→ **The problem**
Begin at the line below that contains "Output the text content of this document.". Repeat it and all remaining lines of the records exactly.
+--
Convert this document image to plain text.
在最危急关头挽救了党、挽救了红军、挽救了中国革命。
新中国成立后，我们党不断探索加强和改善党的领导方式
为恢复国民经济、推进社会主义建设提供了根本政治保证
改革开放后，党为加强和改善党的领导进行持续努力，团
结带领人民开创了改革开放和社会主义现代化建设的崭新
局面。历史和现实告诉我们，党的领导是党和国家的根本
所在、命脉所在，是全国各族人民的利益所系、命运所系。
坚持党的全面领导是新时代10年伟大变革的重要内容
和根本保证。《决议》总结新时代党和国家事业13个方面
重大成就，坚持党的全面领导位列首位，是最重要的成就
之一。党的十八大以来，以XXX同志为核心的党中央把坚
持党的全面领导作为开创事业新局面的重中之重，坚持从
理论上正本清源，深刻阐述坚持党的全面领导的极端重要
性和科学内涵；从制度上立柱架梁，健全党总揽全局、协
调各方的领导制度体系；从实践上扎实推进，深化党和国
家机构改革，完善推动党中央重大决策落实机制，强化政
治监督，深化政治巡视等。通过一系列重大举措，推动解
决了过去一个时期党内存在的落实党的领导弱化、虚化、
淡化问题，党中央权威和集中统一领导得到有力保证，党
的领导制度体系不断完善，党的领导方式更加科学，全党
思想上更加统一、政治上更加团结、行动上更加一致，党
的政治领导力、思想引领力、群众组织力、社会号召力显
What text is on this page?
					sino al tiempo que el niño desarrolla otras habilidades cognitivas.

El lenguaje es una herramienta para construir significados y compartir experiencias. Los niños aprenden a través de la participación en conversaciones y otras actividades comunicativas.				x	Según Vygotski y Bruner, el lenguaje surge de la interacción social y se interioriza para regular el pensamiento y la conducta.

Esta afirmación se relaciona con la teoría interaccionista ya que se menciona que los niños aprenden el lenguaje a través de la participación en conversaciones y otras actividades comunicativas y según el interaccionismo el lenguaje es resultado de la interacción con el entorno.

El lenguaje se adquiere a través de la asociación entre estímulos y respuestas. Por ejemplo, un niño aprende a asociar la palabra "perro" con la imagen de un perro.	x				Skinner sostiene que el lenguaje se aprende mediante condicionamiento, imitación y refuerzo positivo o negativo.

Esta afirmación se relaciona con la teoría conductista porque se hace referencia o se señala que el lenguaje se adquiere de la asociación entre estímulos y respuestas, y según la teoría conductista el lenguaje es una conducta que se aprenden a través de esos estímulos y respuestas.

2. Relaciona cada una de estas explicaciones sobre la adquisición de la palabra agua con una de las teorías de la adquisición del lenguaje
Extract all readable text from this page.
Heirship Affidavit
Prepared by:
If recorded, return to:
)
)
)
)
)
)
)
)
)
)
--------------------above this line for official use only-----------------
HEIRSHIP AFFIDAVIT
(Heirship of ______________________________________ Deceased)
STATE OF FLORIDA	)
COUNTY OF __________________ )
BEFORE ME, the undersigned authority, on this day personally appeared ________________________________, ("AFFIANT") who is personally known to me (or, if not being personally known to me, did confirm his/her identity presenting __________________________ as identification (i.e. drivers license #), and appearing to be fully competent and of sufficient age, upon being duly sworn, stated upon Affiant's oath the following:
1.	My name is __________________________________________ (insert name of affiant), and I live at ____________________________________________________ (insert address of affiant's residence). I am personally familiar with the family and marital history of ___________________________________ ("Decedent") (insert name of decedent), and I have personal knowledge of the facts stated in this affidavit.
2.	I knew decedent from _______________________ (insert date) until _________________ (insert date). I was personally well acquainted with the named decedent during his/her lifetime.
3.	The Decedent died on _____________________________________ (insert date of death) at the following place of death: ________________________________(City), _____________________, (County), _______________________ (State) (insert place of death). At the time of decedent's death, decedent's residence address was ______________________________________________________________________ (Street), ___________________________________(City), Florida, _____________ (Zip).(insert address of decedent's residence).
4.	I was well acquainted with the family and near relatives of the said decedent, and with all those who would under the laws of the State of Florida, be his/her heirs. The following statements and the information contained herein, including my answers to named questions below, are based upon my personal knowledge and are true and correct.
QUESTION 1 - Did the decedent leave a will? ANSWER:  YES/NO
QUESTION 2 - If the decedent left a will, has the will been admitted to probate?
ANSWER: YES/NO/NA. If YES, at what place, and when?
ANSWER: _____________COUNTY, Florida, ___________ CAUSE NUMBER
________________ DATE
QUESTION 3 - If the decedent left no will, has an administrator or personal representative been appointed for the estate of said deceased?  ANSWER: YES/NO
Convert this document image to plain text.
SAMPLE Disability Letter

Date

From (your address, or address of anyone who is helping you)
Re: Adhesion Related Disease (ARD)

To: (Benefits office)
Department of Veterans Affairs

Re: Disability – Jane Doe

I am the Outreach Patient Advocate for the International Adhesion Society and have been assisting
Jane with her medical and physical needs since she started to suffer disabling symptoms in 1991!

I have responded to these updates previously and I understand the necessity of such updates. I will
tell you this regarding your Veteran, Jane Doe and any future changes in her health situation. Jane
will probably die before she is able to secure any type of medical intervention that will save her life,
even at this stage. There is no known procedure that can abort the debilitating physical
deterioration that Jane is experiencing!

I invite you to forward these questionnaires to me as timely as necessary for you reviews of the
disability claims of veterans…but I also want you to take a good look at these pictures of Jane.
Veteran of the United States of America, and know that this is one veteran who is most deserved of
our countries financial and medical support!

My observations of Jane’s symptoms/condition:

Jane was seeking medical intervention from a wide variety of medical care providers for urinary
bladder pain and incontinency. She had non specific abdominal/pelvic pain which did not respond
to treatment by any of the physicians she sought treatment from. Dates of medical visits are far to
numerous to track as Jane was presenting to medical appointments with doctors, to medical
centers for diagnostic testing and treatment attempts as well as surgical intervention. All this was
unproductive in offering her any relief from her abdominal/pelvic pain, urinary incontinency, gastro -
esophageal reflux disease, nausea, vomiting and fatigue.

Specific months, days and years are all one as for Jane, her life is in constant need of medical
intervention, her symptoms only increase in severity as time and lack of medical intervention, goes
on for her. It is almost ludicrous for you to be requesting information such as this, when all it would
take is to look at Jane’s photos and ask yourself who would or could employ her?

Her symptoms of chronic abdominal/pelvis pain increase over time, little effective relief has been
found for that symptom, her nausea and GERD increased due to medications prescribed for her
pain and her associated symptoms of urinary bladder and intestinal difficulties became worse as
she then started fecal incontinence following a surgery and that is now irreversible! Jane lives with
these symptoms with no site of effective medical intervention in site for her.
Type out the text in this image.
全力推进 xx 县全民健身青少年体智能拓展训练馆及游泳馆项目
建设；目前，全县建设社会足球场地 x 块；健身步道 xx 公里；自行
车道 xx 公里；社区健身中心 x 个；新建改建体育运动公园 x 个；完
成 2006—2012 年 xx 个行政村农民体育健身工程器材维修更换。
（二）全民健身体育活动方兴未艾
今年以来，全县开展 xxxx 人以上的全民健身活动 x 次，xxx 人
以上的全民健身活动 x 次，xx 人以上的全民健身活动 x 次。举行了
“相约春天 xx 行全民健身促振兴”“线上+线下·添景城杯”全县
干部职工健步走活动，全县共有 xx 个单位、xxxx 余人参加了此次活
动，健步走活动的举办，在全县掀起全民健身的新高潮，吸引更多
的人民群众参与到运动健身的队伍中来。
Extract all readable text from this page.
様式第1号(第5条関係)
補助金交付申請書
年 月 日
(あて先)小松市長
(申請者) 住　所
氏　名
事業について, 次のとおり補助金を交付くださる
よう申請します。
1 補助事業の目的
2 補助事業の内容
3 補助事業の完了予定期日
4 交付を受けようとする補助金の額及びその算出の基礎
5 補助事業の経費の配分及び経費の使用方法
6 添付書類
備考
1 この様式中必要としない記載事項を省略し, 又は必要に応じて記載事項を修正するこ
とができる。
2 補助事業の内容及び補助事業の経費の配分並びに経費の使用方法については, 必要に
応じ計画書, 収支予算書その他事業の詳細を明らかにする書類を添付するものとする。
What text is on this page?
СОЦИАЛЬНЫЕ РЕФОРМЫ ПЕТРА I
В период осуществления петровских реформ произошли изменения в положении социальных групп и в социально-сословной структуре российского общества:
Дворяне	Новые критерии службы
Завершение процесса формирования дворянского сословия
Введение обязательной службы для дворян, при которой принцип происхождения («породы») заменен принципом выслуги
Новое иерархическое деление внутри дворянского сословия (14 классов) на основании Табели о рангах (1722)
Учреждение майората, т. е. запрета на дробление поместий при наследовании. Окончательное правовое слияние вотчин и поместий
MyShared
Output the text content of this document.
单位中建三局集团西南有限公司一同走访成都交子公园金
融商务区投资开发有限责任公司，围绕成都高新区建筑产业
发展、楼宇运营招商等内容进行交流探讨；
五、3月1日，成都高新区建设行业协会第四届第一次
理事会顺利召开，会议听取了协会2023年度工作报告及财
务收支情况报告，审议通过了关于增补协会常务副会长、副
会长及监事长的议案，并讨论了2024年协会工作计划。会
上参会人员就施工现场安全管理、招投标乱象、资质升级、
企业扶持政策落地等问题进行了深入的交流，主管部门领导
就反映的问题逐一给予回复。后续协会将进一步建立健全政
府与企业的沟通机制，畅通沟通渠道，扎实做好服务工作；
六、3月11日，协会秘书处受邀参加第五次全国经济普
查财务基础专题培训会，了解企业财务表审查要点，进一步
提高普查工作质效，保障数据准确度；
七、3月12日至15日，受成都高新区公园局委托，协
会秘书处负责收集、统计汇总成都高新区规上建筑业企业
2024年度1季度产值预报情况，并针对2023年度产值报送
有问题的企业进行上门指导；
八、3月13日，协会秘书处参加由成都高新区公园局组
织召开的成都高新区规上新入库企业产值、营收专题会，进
+--
→ **Task solution**
Output the text content of this document.
单位中建三局集团西南有限公司一同走访成都交子公园金
融商务区投资开发有限责任公司，围绕成都高新区建筑产业
发展、楼宇运营招商等内容进行交流探讨；
五、3月1日，成都高新区建设行业协会第四届第一次
理事会顺利召开，会议听取了协会2023年度工作报告及财
务收支情况报告，审议通过了关于增补协会常务副会长、副
会长及监事长的议案，并讨论了2024年协会工作计划。会
上参会人员就施工现场安全管理、招投标乱象、资质升级、
企业扶持政策落地等问题进行了深入的交流，主管部门领导
就反映的问题逐一给予回复。后续协会将进一步建立健全政
府与企业的沟通机制，畅通沟通渠道，扎实做好服务工作；
六、3月11日，协会秘书处受邀参加第五次全国经济普
查财务基础专题培训会，了解企业财务表审查要点，进一步
提高普查工作质效，保障数据准确度；
七、3月12日至15日，受成都高新区公园局委托，协
会秘书处负责收集、统计汇总成都高新区规上建筑业企业
2024年度1季度产值预报情况，并针对2023年度产值报送
有问题的企业进行上门指导；
八、3月13日，协会秘书处参加由成都高新区公园局组
织召开的成都高新区规上新入库企业产值、营收专题会，进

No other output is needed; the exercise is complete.